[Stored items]
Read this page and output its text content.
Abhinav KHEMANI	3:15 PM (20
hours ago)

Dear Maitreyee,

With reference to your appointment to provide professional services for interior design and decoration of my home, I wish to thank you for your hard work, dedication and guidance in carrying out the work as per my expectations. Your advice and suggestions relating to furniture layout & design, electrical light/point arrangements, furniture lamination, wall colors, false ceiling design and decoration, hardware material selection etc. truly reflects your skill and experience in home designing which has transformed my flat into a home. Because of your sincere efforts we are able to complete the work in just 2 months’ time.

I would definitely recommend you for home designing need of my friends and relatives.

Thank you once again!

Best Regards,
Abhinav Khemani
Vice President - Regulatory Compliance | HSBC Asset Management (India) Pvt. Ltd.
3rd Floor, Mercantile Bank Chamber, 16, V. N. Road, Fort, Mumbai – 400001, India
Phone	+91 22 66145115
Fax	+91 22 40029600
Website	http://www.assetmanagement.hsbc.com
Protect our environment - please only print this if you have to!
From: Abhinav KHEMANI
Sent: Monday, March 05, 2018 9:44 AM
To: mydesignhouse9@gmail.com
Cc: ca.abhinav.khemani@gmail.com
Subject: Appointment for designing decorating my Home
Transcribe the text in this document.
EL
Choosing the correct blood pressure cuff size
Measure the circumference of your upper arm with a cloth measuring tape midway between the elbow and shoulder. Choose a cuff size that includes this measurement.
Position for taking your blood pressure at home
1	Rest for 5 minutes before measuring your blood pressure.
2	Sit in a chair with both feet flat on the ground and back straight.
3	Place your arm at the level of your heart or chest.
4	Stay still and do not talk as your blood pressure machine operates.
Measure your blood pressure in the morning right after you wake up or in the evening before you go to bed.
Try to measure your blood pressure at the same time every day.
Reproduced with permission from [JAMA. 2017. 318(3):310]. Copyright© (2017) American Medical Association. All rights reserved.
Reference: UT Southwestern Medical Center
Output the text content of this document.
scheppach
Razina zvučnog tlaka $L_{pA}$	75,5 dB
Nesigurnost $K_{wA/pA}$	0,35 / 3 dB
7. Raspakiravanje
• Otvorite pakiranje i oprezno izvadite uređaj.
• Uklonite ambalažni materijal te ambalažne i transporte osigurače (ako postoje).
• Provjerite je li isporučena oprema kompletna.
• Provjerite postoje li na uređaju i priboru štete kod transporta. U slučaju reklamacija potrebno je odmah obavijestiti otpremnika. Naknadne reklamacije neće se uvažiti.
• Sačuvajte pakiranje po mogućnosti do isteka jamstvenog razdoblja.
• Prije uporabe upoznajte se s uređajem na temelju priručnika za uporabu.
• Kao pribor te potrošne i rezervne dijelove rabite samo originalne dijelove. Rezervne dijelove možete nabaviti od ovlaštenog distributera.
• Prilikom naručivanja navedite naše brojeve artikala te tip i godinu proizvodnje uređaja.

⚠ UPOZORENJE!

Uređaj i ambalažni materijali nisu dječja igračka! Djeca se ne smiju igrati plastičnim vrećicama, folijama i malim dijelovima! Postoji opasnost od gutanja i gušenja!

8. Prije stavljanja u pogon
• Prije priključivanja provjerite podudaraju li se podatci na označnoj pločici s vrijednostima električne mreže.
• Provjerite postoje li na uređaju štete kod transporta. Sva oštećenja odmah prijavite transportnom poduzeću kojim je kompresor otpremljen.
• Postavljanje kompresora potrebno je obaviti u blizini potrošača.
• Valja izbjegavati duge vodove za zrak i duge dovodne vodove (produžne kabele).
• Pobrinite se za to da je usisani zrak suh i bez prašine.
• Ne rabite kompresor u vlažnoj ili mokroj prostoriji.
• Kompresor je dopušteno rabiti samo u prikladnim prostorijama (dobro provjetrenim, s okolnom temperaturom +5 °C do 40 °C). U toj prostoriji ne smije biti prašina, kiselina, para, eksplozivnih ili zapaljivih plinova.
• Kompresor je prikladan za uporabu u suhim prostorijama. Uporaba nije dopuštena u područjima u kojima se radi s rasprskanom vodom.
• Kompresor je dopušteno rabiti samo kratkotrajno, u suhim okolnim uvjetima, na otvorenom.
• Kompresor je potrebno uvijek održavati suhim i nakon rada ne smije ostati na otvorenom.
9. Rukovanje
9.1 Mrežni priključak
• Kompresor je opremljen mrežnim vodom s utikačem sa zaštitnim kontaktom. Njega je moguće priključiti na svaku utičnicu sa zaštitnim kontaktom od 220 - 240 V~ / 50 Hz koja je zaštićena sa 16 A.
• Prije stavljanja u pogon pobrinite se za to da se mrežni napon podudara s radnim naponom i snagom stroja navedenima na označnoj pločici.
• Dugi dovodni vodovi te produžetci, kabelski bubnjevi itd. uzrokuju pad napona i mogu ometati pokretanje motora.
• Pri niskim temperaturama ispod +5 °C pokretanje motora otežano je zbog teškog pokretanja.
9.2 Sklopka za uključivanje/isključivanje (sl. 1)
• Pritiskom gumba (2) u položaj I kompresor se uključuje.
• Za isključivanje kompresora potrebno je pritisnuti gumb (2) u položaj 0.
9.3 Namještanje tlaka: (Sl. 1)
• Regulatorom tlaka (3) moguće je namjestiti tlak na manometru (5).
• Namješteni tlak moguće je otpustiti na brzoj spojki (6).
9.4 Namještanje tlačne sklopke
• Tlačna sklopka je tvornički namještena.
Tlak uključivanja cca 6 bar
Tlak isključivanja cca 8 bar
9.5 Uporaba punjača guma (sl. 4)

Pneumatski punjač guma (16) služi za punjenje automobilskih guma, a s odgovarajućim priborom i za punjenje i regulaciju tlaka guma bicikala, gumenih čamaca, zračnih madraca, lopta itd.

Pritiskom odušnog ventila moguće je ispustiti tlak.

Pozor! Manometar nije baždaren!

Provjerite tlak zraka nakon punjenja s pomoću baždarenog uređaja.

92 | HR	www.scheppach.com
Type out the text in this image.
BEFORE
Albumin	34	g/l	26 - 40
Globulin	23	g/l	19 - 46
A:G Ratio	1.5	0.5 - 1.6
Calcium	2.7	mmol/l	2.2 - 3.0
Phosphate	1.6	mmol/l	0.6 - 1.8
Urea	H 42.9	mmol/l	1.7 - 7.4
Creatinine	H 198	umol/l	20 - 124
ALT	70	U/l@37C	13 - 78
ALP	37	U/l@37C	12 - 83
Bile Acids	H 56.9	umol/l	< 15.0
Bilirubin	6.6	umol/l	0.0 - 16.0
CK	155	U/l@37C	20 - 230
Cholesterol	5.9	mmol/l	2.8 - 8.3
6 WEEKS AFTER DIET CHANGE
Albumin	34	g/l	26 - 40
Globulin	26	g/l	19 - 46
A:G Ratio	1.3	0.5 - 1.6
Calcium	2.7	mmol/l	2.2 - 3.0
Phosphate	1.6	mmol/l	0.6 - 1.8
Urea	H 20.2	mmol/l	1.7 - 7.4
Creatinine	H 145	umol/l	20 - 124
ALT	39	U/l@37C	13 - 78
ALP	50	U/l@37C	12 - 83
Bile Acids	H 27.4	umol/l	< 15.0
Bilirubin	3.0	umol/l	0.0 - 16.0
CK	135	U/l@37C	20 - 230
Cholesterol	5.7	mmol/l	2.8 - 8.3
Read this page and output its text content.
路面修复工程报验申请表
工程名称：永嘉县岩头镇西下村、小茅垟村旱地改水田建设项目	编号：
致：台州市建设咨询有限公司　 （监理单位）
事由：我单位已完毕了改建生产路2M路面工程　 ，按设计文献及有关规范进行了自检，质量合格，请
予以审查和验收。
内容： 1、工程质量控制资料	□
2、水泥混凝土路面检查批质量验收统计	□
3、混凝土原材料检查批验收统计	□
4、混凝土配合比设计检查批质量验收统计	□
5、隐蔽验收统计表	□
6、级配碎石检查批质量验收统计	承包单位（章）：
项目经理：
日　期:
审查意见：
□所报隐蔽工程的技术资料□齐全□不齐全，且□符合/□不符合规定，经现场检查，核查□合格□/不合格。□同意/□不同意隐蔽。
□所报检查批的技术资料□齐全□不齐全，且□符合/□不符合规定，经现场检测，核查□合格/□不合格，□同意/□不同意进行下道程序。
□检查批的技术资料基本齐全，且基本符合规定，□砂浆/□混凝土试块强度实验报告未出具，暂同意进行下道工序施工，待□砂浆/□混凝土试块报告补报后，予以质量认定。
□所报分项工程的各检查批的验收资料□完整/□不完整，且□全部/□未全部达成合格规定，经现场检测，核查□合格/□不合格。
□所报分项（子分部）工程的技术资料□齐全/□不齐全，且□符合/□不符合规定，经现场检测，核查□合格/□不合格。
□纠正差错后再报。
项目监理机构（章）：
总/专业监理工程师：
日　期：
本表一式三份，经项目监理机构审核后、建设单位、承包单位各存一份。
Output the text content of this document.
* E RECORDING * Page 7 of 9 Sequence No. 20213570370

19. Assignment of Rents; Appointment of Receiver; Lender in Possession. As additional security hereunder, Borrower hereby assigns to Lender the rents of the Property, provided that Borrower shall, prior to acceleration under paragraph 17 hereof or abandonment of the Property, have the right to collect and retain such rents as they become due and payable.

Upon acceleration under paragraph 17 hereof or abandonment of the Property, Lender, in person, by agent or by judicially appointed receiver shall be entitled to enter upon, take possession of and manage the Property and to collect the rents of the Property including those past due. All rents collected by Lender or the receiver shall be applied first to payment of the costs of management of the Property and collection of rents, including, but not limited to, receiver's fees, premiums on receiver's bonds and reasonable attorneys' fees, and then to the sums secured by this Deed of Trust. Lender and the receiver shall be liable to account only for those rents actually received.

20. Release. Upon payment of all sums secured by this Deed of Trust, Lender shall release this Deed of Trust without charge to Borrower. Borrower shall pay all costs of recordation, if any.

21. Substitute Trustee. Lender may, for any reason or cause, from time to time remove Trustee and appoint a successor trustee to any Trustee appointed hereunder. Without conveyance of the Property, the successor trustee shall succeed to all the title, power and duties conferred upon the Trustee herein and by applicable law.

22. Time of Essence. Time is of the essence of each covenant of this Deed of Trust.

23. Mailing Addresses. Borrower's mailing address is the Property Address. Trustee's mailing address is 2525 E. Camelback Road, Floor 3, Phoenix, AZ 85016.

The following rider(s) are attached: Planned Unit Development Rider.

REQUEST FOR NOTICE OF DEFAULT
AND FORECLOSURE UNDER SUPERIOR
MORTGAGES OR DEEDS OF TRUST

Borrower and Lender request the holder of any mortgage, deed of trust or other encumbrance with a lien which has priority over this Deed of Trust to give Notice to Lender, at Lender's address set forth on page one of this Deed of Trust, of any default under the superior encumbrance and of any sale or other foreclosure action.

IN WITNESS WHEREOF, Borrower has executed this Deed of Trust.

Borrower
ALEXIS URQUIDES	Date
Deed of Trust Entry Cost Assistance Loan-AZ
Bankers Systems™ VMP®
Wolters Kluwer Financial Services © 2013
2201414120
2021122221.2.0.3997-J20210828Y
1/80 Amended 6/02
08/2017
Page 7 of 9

## AIM:
Find all lines with "prostoriji" in them and copy each one.

## THE REPLY:
• Ne rabite kompresor u vlažnoj ili mokroj prostoriji.
• Kompresor je dopušteno rabiti samo u prikladnim prostorijama (dobro provjetrenim, s okolnom temperaturom +5 °C do 40 °C). U toj prostoriji ne smije biti prašina, kiselina, para, eksplozivnih ili zapaljivih plinova.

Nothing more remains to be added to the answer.